[Data tied to figure images]
········
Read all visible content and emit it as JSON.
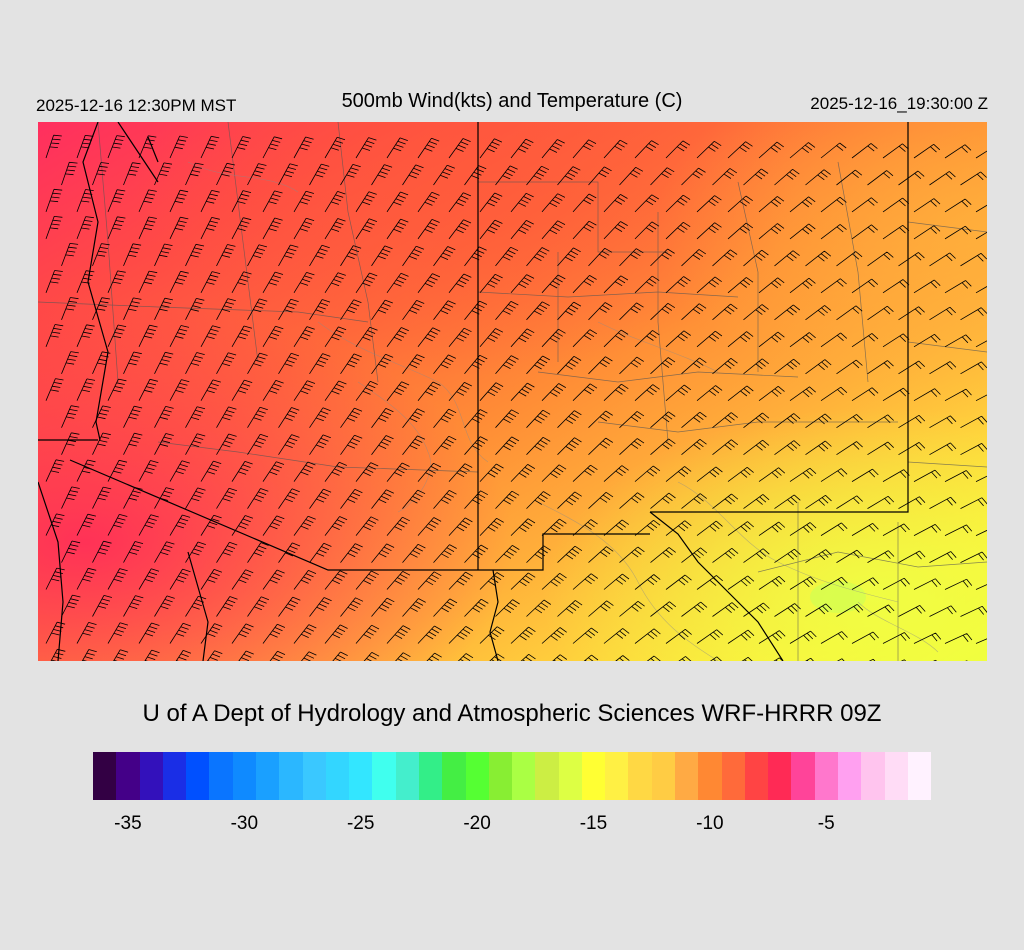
{
  "header": {
    "local_time": "2025-12-16 12:30PM MST",
    "title": "500mb Wind(kts) and Temperature (C)",
    "utc_time": "2025-12-16_19:30:00 Z"
  },
  "credit": "U of A Dept of Hydrology and Atmospheric Sciences WRF-HRRR 09Z",
  "map": {
    "field": "500mb temperature",
    "barb_symbol": "wind barbs",
    "temperature_gradient_colors": [
      "#ff2f5f",
      "#ff4a42",
      "#ff6a3a",
      "#ff8a36",
      "#ffa63a",
      "#ffc83c",
      "#ffe23a",
      "#fff63a",
      "#e6ff3e"
    ],
    "cool_colors_in_southwest": true,
    "warm_colors_in_southeast": true
  },
  "colorbar": {
    "colors": [
      "#330044",
      "#440088",
      "#3311bb",
      "#1a2ee6",
      "#0050ff",
      "#0a75ff",
      "#0f8aff",
      "#1aa0ff",
      "#2bb7ff",
      "#3ac8ff",
      "#33d6ff",
      "#33e6ff",
      "#40ffee",
      "#44eecc",
      "#33ee88",
      "#44ee44",
      "#55ff33",
      "#88ee33",
      "#aaff44",
      "#ccee44",
      "#ddff44",
      "#ffff33",
      "#fff044",
      "#ffd844",
      "#ffcc44",
      "#ffaa44",
      "#ff8833",
      "#ff6a3a",
      "#ff4444",
      "#ff2a55",
      "#ff4499",
      "#ff77cc",
      "#ffa0f0",
      "#ffc4ee",
      "#ffdcf6",
      "#fff2ff"
    ],
    "tick_labels": [
      "-35",
      "-30",
      "-25",
      "-20",
      "-15",
      "-10",
      "-5"
    ],
    "tick_values": [
      -35,
      -30,
      -25,
      -20,
      -15,
      -10,
      -5
    ],
    "min": -36,
    "max": -1
  }
}
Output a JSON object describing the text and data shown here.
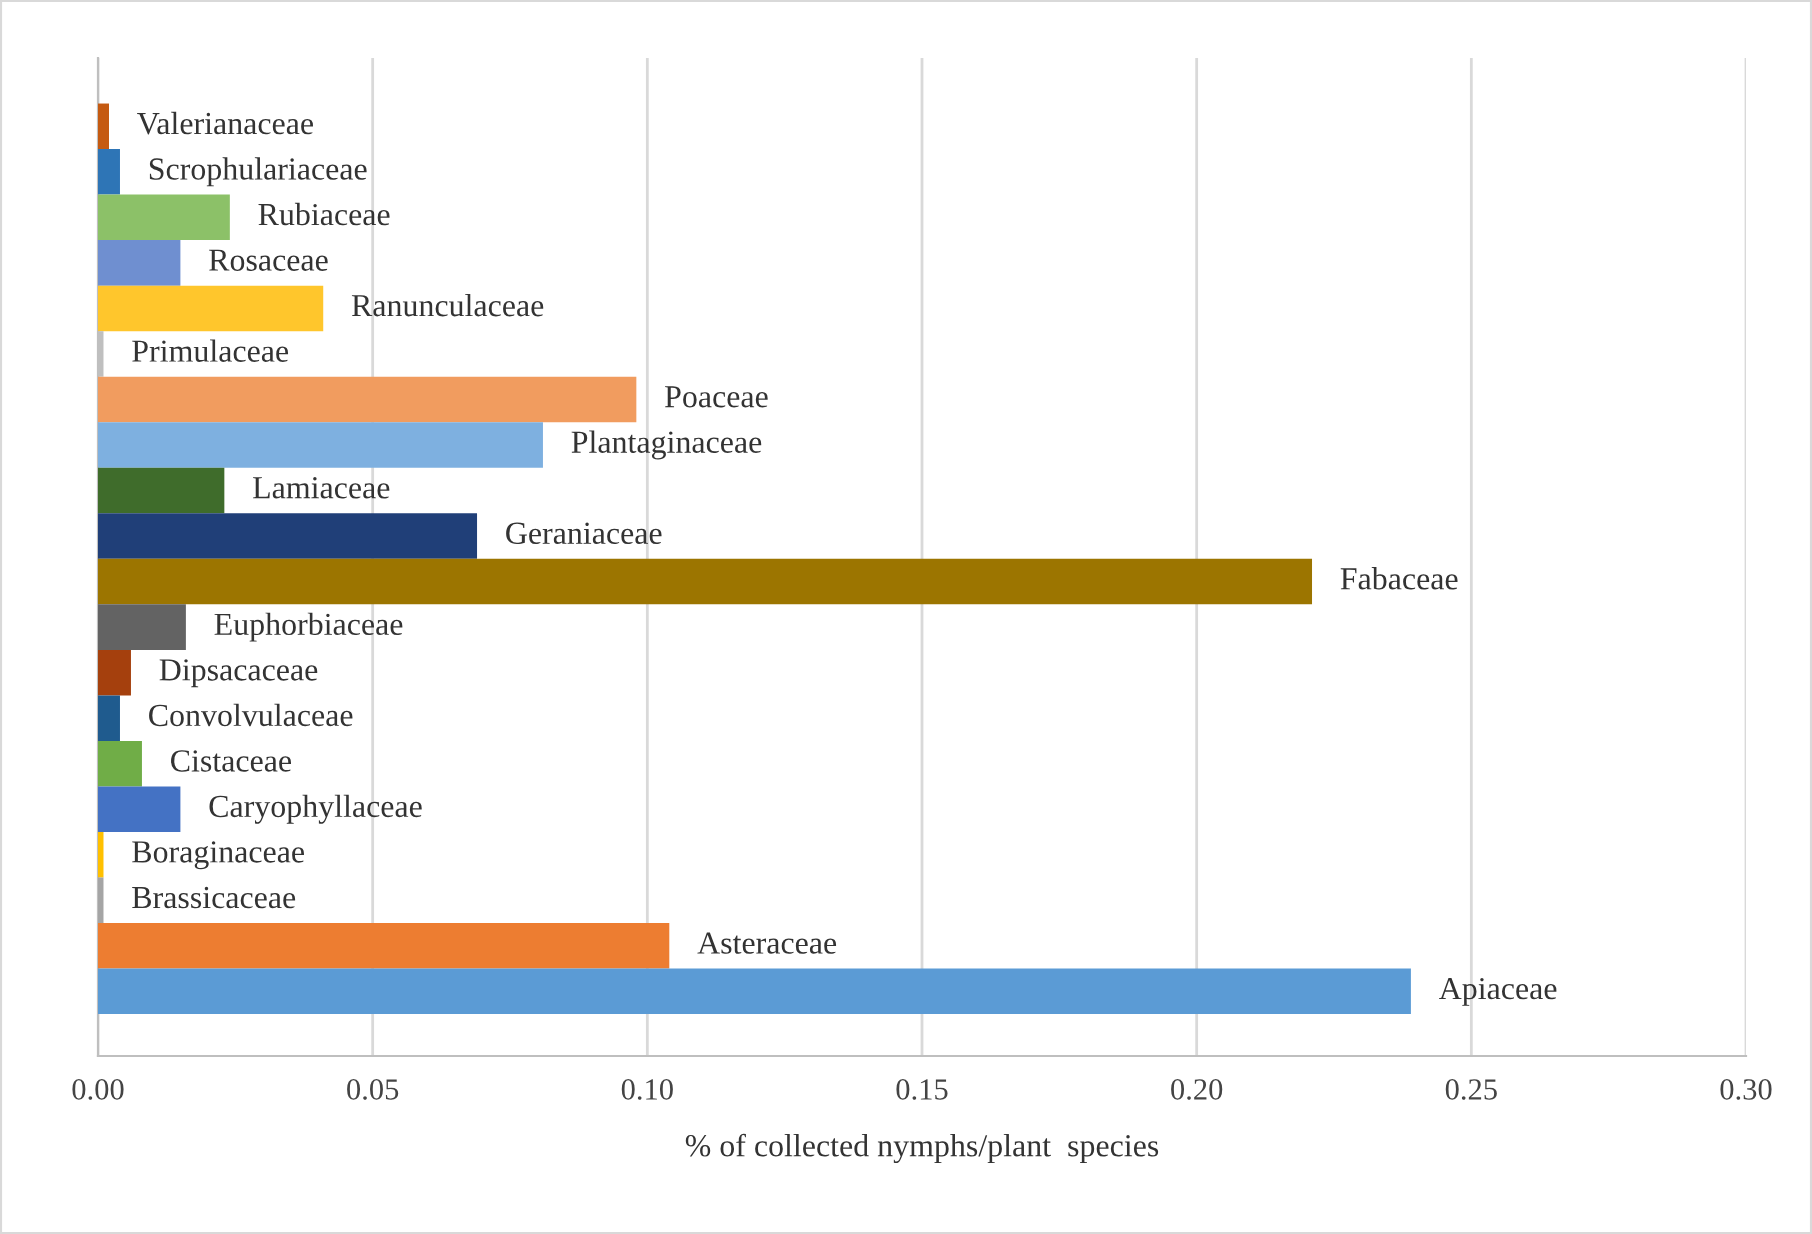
········
Do this »
Return the material word for word. Pictures are not part of the copy.

The answer »
Read all visible content and emit it as JSON.
{
  "header": {
    "local_time": "2025-12-16 12:30PM MST",
    "title": "500mb Wind(kts) and Temperature (C)",
    "utc_time": "2025-12-16_19:30:00 Z"
  },
  "credit": "U of A Dept of Hydrology and Atmospheric Sciences WRF-HRRR 09Z",
  "map": {
    "field": "500mb temperature",
    "barb_symbol": "wind barbs",
    "temperature_gradient_colors": [
      "#ff2f5f",
      "#ff4a42",
      "#ff6a3a",
      "#ff8a36",
      "#ffa63a",
      "#ffc83c",
      "#ffe23a",
      "#fff63a",
      "#e6ff3e"
    ],
    "cool_colors_in_southwest": true,
    "warm_colors_in_southeast": true
  },
  "colorbar": {
    "colors": [
      "#330044",
      "#440088",
      "#3311bb",
      "#1a2ee6",
      "#0050ff",
      "#0a75ff",
      "#0f8aff",
      "#1aa0ff",
      "#2bb7ff",
      "#3ac8ff",
      "#33d6ff",
      "#33e6ff",
      "#40ffee",
      "#44eecc",
      "#33ee88",
      "#44ee44",
      "#55ff33",
      "#88ee33",
      "#aaff44",
      "#ccee44",
      "#ddff44",
      "#ffff33",
      "#fff044",
      "#ffd844",
      "#ffcc44",
      "#ffaa44",
      "#ff8833",
      "#ff6a3a",
      "#ff4444",
      "#ff2a55",
      "#ff4499",
      "#ff77cc",
      "#ffa0f0",
      "#ffc4ee",
      "#ffdcf6",
      "#fff2ff"
    ],
    "tick_labels": [
      "-35",
      "-30",
      "-25",
      "-20",
      "-15",
      "-10",
      "-5"
    ],
    "tick_values": [
      -35,
      -30,
      -25,
      -20,
      -15,
      -10,
      -5
    ],
    "min": -36,
    "max": -1
  }
}
Output a JSON object describing the text and data shown here.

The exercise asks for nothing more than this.